Requirement 1:
Answer these questions about the review of Scenes from Village Life:
(a) Who translated the book?
(b) In 'Relations,' why is the nephew coming to the village?
(c) What is the name of the village that is changing from a rural backwater into a summer resort?

Document:
* * * * *

Posted by: Lisa Hill | April 13, 2012

Scenes from Village Life (2011), by Amos Oz, translated by Nicholas de Lange

Scenes from Village LifeScenes from Village Life is a collection of interlinked short stories by the acclaimed Israeli author Amos Oz, and the interesting aspect of the collection is that each of the tales is ‘unfinished’.   When I read the first one, Heirs, I was not expecting this, but by the time I got to the third story, ‘Digging‘ I had anticipated the unresolved ending as part of a pattern.  It alters the way one reads the stories. It’s more like real life, the unresolved ending, because none of us really knows what comes next.  Life is always tentative, whether we acknowledge it or not.  Perhaps this sense of uncertainty is especially so in Israel…

Increasingly, I suppose, few of us really know what village life is like because of urbanisation and the drift to city life, but this collection punctures any naïve ideas that village life is serene.  Each story reveals what lies beneath the surface: universal emotions and anxieties, and lives that defy stereotypes.  The theme of loss and longing permeates the whole collection; it is melancholy in tone.

All the stories are a bit unnerving, but it was ‘Relations’ which unsettled me most.  An ageing school-teacher goes to meet her nephew who is coming to the village to recuperate after a kidney operation.  He doesn’t turn up, and although the story explores all the possible reasons for this, including that he might just be a thoughtless young man who’s got a better offer elsewhere, perhaps from a girlfriend, the unease is compounded by Israel’s sense of siege.  Depending on personality type, most people catastrophise to a greater or lesser extent when a loved one is missing.  But if you live in a State where ordinary people on public transport or in public places have been targeted by terrorists, then the fear that something has happened has a different quality, I am sure.   You only have to travel on the London Tube or an Intercity in Spain to experience that low-level anxiety for yourself.  In this story, this unresolved absence is compounded by the final sad image of the aunt alone with the fancy meal and the special preparations she has made.  Whether the young man turns up or not, her reflections show that she has lost him anyway, and more besides.

Although Oz’s descriptions of life in this village seem uniquely Israeli  the themes are universal.  Like many pretty little villages the world over, Tel Ilan is in transition from rural backwater to summer resort.  In ‘Lost’ a real estate agent has his vulture’s eye on a property ‘ripe for development’ and amongst the other villagers that he knows so well, he’s aware of hostility to his business.

 Some people resent my buying up the houses in the village and selling them to outsiders who buils themselves weekend homes or holiday houses.  Soon the village won’t be a village any more, it’ll turn into a sort of summer resort.  The older inhabitants are unhappy about this change, even though the newcomers have made the village rich and turned it from a forgotten bywater into a place bustling with life, at least at weekends.  Every Saturday queues of cars arrive in the village, and their passengers visit the boutique wineries, the art galleries, the stores selling Far Eastern furnishings, and the cheese, honey and olive stalls. (p130)

* * * * *

Stored rows from a collection:
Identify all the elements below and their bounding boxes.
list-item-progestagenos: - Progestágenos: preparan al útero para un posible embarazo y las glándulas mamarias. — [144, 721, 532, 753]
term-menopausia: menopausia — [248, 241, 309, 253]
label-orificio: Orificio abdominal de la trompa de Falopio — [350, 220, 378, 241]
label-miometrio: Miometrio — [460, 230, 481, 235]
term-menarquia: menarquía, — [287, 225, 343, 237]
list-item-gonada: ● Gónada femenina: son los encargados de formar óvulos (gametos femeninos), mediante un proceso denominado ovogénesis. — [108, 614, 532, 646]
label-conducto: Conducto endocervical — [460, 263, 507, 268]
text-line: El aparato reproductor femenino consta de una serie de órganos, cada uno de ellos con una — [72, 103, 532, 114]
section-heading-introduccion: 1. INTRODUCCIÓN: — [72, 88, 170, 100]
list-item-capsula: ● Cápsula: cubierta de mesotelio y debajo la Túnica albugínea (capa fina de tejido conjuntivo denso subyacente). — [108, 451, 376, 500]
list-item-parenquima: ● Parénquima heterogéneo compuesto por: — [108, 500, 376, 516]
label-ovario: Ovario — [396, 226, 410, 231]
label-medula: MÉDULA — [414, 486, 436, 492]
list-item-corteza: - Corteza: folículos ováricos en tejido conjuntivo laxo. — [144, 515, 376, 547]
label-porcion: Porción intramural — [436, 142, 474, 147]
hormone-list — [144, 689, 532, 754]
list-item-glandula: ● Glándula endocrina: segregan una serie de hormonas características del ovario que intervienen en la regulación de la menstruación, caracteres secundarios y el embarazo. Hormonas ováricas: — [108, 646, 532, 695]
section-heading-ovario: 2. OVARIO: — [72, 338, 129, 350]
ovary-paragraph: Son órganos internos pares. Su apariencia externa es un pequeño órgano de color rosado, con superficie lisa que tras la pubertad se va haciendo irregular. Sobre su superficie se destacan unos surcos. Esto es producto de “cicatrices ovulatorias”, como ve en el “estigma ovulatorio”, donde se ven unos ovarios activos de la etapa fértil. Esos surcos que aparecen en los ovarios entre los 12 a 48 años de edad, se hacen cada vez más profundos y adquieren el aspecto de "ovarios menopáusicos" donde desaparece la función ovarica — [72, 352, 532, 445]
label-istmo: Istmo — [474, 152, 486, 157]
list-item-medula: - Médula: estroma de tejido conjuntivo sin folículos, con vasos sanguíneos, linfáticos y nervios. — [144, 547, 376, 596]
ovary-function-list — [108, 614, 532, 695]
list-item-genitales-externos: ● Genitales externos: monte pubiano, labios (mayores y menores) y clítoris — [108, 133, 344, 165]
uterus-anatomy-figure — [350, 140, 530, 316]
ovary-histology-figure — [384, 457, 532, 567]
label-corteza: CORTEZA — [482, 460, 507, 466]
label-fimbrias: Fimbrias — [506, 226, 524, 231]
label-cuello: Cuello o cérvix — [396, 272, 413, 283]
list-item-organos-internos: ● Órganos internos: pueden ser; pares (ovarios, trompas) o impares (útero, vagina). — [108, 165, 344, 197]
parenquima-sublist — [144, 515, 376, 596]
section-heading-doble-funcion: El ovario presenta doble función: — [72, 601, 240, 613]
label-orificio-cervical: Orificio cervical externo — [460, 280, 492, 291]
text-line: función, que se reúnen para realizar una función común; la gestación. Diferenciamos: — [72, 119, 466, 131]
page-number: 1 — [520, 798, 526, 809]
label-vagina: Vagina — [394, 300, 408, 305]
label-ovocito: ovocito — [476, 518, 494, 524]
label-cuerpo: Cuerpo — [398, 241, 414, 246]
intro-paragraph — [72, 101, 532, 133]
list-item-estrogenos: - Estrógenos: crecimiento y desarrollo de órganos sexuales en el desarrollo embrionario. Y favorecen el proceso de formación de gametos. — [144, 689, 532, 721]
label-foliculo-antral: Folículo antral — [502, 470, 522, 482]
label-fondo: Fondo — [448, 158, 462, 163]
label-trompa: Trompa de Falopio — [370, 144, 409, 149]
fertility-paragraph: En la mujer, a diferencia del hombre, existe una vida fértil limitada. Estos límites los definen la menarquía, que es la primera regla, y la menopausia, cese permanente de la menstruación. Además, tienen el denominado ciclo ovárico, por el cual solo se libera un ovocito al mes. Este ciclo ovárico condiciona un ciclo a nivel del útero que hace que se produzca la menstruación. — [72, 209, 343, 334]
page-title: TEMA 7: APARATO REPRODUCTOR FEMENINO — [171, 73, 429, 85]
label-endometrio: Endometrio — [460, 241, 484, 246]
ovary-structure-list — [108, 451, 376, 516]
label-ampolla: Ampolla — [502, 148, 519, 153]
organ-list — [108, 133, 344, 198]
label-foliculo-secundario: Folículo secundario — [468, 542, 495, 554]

* * * * *

Requirement 2:
Swap "tejido conjuntivo" for "tejido conectivo" in the rows from the first one through the row with "list-item-corteza: - Corteza: folículos", keeping everything else the same. Give back only those rows.

Full response 1:
(a) Nicholas de Lange
(b) To recuperate after a kidney operation
(c) Tel Ilan

Full response 2:
Identify all the elements below and their bounding boxes.
list-item-progestagenos: - Progestágenos: preparan al útero para un posible embarazo y las glándulas mamarias. — [144, 721, 532, 753]
term-menopausia: menopausia — [248, 241, 309, 253]
label-orificio: Orificio abdominal de la trompa de Falopio — [350, 220, 378, 241]
label-miometrio: Miometrio — [460, 230, 481, 235]
term-menarquia: menarquía, — [287, 225, 343, 237]
list-item-gonada: ● Gónada femenina: son los encargados de formar óvulos (gametos femeninos), mediante un proceso denominado ovogénesis. — [108, 614, 532, 646]
label-conducto: Conducto endocervical — [460, 263, 507, 268]
text-line: El aparato reproductor femenino consta de una serie de órganos, cada uno de ellos con una — [72, 103, 532, 114]
section-heading-introduccion: 1. INTRODUCCIÓN: — [72, 88, 170, 100]
list-item-capsula: ● Cápsula: cubierta de mesotelio y debajo la Túnica albugínea (capa fina de tejido conectivo denso subyacente). — [108, 451, 376, 500]
list-item-parenquima: ● Parénquima heterogéneo compuesto por: — [108, 500, 376, 516]
label-ovario: Ovario — [396, 226, 410, 231]
label-medula: MÉDULA — [414, 486, 436, 492]
list-item-corteza: - Corteza: folículos ováricos en tejido conectivo laxo. — [144, 515, 376, 547]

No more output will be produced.